Look for "image" in the listing below. Gather each line that contains it.

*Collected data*
* start *

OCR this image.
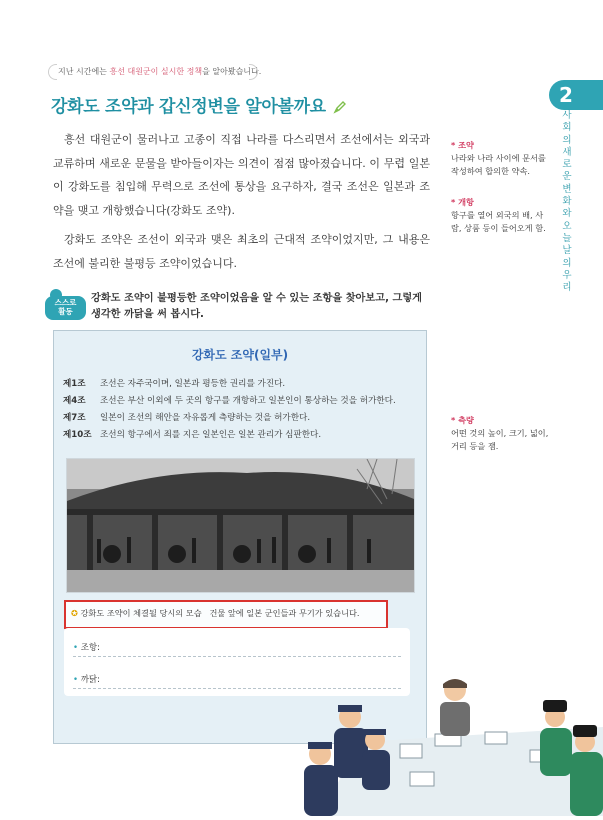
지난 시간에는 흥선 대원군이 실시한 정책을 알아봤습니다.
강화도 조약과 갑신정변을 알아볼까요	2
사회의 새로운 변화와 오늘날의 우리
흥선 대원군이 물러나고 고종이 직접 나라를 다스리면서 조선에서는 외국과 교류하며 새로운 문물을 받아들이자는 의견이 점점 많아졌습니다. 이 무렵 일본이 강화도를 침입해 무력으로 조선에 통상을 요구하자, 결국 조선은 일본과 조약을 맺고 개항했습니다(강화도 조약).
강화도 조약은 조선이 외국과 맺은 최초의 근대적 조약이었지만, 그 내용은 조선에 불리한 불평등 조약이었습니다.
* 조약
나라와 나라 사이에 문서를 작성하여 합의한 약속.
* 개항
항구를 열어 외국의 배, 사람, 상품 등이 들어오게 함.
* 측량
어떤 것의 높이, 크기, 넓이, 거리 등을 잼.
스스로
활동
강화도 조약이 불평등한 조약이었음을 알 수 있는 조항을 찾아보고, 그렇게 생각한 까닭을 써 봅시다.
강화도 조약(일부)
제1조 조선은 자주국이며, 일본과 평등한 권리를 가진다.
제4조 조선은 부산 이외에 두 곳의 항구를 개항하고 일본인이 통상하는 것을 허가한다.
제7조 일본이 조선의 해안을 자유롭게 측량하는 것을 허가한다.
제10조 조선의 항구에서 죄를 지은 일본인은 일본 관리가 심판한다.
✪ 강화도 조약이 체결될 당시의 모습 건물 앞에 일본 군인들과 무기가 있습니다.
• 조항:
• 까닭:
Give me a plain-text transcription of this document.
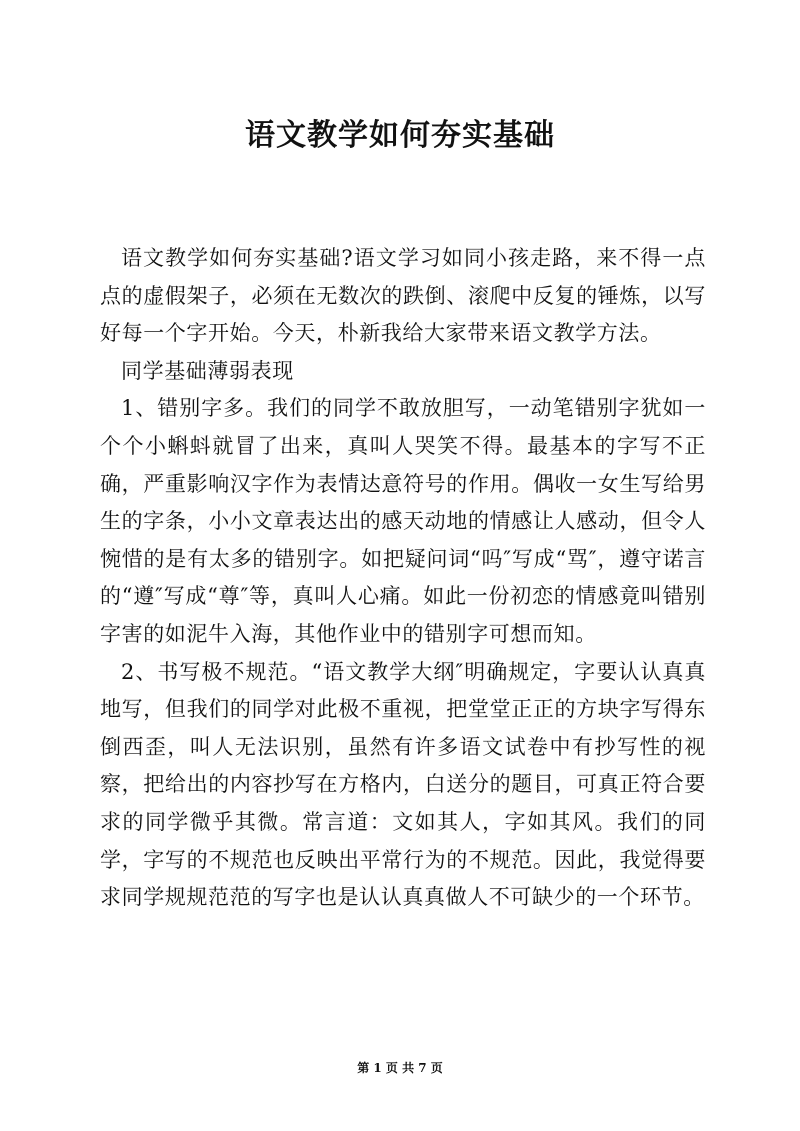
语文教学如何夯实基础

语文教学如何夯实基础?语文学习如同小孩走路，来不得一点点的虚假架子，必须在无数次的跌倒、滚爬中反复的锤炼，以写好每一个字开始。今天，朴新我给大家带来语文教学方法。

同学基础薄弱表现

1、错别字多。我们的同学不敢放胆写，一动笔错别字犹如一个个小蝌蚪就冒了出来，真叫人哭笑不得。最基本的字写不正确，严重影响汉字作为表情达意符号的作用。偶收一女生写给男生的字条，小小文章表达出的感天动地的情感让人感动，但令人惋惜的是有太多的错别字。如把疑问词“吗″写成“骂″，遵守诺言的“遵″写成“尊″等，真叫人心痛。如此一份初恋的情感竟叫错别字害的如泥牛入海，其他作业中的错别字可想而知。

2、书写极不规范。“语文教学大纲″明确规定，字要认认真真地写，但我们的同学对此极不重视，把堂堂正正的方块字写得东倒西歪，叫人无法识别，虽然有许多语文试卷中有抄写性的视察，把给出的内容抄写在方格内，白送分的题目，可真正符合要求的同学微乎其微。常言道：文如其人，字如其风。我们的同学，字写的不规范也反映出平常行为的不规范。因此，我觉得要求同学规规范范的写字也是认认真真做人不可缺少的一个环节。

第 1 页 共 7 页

* end *
* start *

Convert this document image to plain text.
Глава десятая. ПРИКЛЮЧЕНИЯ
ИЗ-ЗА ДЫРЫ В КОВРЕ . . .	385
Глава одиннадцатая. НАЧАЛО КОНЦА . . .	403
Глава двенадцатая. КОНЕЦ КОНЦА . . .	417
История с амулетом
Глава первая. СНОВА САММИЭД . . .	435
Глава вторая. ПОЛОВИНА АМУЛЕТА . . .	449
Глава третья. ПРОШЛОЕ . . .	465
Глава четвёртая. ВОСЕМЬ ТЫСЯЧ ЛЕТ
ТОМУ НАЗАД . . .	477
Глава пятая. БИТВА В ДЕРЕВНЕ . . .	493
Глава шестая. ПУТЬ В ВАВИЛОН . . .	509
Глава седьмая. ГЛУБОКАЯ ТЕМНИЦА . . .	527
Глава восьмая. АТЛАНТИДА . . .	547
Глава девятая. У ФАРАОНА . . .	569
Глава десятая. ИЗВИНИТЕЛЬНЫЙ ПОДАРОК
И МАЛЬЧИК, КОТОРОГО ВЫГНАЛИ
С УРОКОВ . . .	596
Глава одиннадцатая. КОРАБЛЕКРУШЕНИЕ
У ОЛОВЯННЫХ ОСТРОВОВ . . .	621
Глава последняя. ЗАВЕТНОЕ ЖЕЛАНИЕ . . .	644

* end *
* start *

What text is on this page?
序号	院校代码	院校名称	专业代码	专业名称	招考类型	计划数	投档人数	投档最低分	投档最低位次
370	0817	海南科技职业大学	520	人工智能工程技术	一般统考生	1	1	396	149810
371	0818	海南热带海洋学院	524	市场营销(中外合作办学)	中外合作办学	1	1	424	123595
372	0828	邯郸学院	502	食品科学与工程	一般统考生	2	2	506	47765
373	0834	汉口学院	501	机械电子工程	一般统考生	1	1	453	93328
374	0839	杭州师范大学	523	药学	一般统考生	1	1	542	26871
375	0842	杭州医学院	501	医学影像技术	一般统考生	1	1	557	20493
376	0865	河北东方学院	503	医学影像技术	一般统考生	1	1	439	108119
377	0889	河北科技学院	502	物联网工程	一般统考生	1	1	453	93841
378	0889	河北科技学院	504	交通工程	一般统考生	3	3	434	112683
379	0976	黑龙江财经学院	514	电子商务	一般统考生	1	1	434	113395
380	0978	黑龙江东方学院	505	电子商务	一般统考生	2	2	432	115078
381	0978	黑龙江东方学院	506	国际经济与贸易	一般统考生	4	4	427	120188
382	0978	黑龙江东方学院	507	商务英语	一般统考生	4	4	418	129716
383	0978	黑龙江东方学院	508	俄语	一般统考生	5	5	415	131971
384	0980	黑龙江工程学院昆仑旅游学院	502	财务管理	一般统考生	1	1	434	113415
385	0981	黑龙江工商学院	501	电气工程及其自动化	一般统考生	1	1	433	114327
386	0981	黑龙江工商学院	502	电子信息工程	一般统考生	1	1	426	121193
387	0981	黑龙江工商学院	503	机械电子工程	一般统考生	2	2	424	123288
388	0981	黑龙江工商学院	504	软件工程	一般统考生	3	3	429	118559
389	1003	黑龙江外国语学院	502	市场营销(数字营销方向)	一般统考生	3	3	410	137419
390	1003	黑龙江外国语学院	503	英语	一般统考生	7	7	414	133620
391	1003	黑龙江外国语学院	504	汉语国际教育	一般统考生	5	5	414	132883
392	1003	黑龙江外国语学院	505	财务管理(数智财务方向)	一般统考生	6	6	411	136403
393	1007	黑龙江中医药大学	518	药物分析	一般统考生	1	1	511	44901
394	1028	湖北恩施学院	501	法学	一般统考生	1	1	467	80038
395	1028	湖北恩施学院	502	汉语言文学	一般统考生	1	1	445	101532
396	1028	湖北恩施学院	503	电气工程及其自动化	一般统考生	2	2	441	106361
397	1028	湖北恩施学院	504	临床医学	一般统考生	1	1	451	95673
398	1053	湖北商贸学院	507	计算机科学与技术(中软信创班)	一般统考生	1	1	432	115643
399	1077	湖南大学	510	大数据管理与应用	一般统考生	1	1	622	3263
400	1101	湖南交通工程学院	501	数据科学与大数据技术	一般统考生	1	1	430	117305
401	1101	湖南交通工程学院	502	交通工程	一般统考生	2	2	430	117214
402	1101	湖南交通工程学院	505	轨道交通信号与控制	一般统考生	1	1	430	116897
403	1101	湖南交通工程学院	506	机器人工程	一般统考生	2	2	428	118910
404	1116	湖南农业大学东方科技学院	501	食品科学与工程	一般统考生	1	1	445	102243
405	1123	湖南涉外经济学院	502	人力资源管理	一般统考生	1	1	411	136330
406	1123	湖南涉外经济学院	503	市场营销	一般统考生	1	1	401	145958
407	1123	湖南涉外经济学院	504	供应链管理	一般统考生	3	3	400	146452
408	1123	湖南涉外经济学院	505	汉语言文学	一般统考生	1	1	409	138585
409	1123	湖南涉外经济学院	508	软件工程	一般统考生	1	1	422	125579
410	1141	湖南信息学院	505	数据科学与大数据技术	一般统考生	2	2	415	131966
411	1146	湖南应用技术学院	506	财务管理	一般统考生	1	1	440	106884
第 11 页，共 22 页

* end *

*Result of the exercise*
OCR this image.
Convert this document image to plain text.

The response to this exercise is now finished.